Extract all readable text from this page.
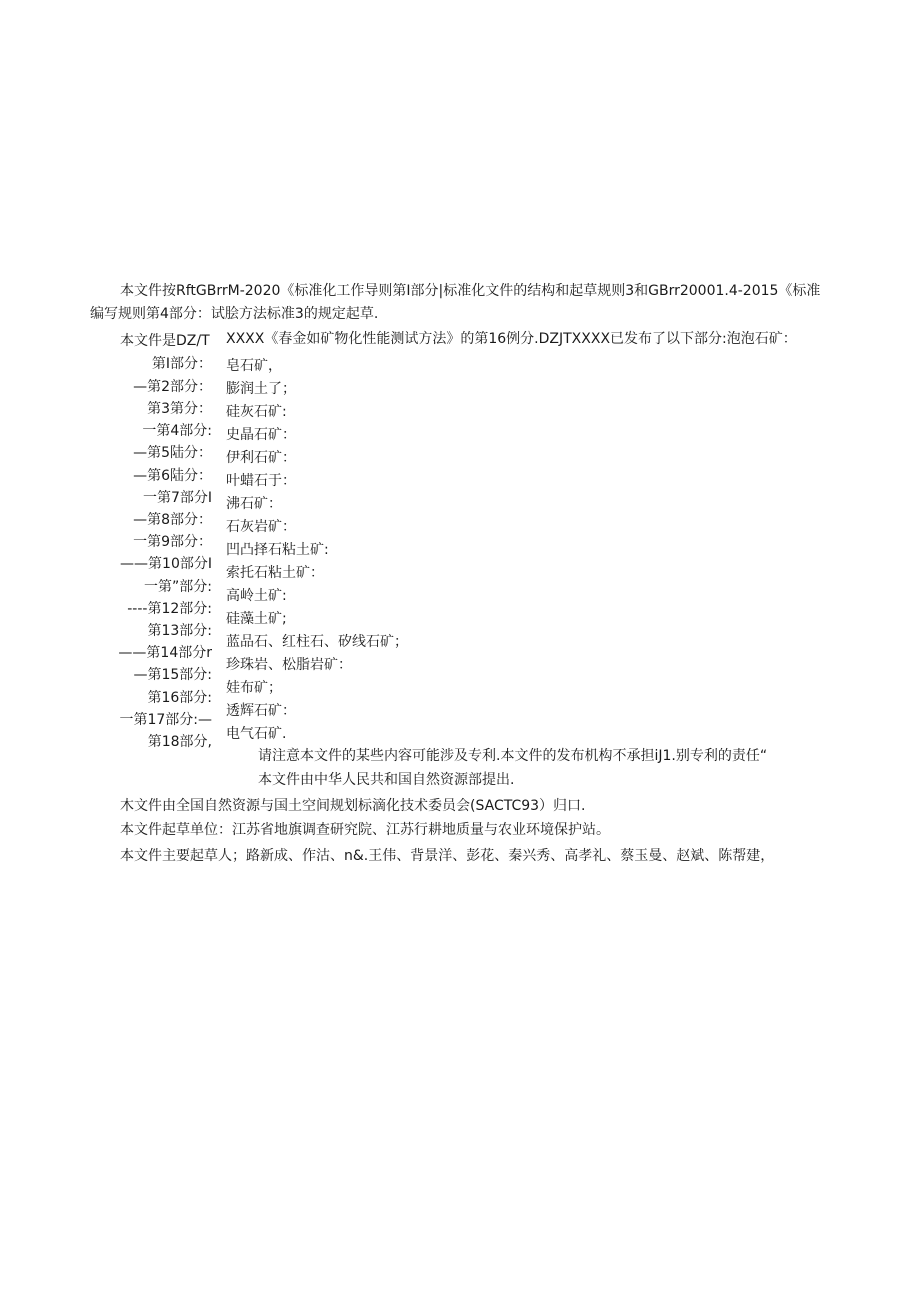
本文件按RftGBrrM-2020《标准化工作导则第I部分|标准化文件的结构和起草规则3和GBrr20001.4-2015《标准
编写规则第4部分：试脍方法标准3的规定起草.
本文件是DZ/T XXXX《春金如矿物化性能测试方法》的第16例分.DZJTXXXX已发布了以下部分:泡泡石矿：
第I部分： 皂石矿，
—第2部分： 膨润土了；
第3第分： 硅灰石矿:
一第4部分: 史晶石矿：
—第5陆分： 伊利石矿：
—第6陆分： 叶蜡石于：
一第7部分I 沸石矿：
—第8部分： 石灰岩矿：
一第9部分： 凹凸择石粘土矿:
——第10部分I
索托石粘土矿：
一第”部分:
高岭土矿:
----第12部分:
硅藻土矿;
第13部分:
蓝品石、红柱石、矽线石矿；
——第14部分r
珍珠岩、松脂岩矿：
—第15部分:
娃布矿；
第16部分:
透辉石矿：
一第17部分:—
电气石矿.
第18部分,
请注意本文件的某些内容可能涉及专利.本文件的发布机构不承担iJ1.别专利的责任“
本文件由中华人民共和国自然资源部提出.
木文件由全国自然资源与国土空间规划标滴化技术委员会(SACTC93）归口.
本文件起草单位：江苏省地旗调查研究院、江苏行耕地质量与农业环境保护站。
本文件主要起草人；路新成、作沽、n&.王伟、背景洋、彭花、秦兴秀、高孝礼、蔡玉曼、赵斌、陈帮建，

● TASK
Copy the material above in full and exactly, skipping pictures.

● WRITTEN ANSWER
Extract all readable text from this page.
本文件按RftGBrrM-2020《标准化工作导则第I部分|标准化文件的结构和起草规则3和GBrr20001.4-2015《标准
编写规则第4部分：试脍方法标准3的规定起草.
本文件是DZ/T XXXX《春金如矿物化性能测试方法》的第16例分.DZJTXXXX已发布了以下部分:泡泡石矿：
第I部分： 皂石矿，
—第2部分： 膨润土了；
第3第分： 硅灰石矿:
一第4部分: 史晶石矿：
—第5陆分： 伊利石矿：
—第6陆分： 叶蜡石于：
一第7部分I 沸石矿：
—第8部分： 石灰岩矿：
一第9部分： 凹凸择石粘土矿:
——第10部分I
索托石粘土矿：
一第”部分:
高岭土矿:
----第12部分:
硅藻土矿;
第13部分:
蓝品石、红柱石、矽线石矿；
——第14部分r
珍珠岩、松脂岩矿：
—第15部分:
娃布矿；
第16部分:
透辉石矿：
一第17部分:—
电气石矿.
第18部分,
请注意本文件的某些内容可能涉及专利.本文件的发布机构不承担iJ1.别专利的责任“
本文件由中华人民共和国自然资源部提出.
木文件由全国自然资源与国土空间规划标滴化技术委员会(SACTC93）归口.
本文件起草单位：江苏省地旗调查研究院、江苏行耕地质量与农业环境保护站。
本文件主要起草人；路新成、作沽、n&.王伟、背景洋、彭花、秦兴秀、高孝礼、蔡玉曼、赵斌、陈帮建，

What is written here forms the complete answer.